◆ **Exercise brief**: Answer with one number: how many lines hold the string "ثلاثمائة".

◆ **The input**:

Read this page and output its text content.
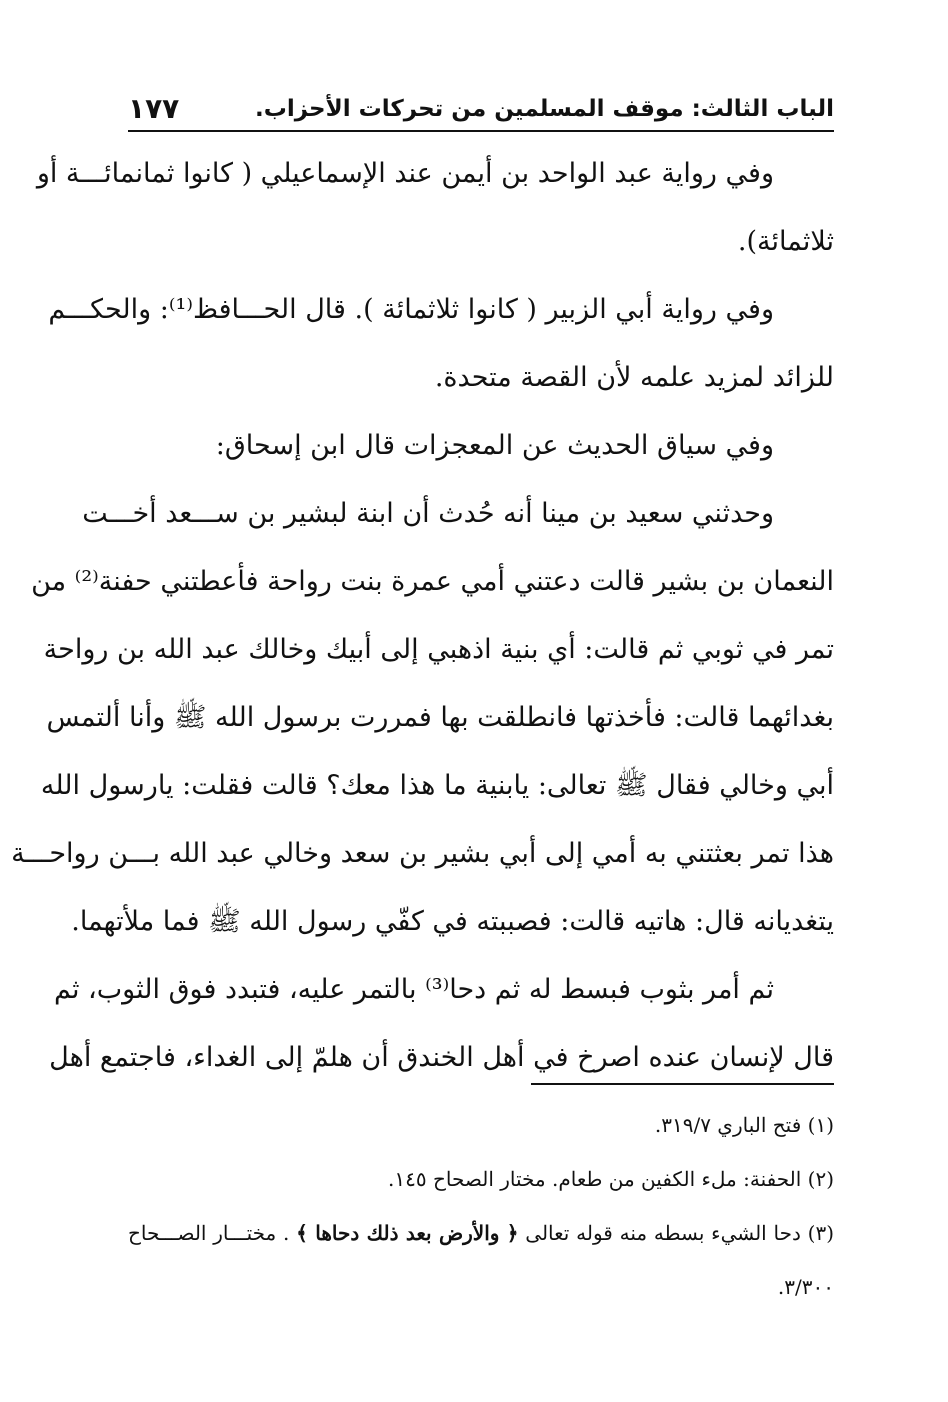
الباب الثالث: موقف المسلمين من تحركات الأحزاب.
١٧٧
وفي رواية عبد الواحد بن أيمن عند الإسماعيلي ( كانوا ثمانمائـــة أو
ثلاثمائة).
وفي رواية أبي الزبير ( كانوا ثلاثمائة ). قال الحـــافظ⁽¹⁾: والحكـــم
للزائد لمزيد علمه لأن القصة متحدة.
وفي سياق الحديث عن المعجزات قال ابن إسحاق:
وحدثني سعيد بن مينا أنه حُدث أن ابنة لبشير بن ســـعد أخـــت
النعمان بن بشير قالت دعتني أمي عمرة بنت رواحة فأعطتني حفنة⁽²⁾ من
تمر في ثوبي ثم قالت: أي بنية اذهبي إلى أبيك وخالك عبد الله بن رواحة
بغدائهما قالت: فأخذتها فانطلقت بها فمررت برسول الله ﷺ وأنا ألتمس
أبي وخالي فقال ﷺ تعالى: يابنية ما هذا معك؟ قالت فقلت: يارسول الله
هذا تمر بعثتني به أمي إلى أبي بشير بن سعد وخالي عبد الله بـــن رواحـــة
يتغديانه قال: هاتيه قالت: فصببته في كفّي رسول الله ﷺ فما ملأتهما.
ثم أمر بثوب فبسط له ثم دحا⁽³⁾ بالتمر عليه، فتبدد فوق الثوب، ثم
قال لإنسان عنده اصرخ في أهل الخندق أن هلمّ إلى الغداء، فاجتمع أهل
(١) فتح الباري ٣١٩/٧.
(٢) الحفنة: ملء الكفين من طعام. مختار الصحاح ١٤٥.
(٣) دحا الشيء بسطه منه قوله تعالى ﴿ والأرض بعد ذلك دحاها ﴾ . مختـــار الصـــحاح
٣/٣٠٠.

◆ **Answer to the task**: 2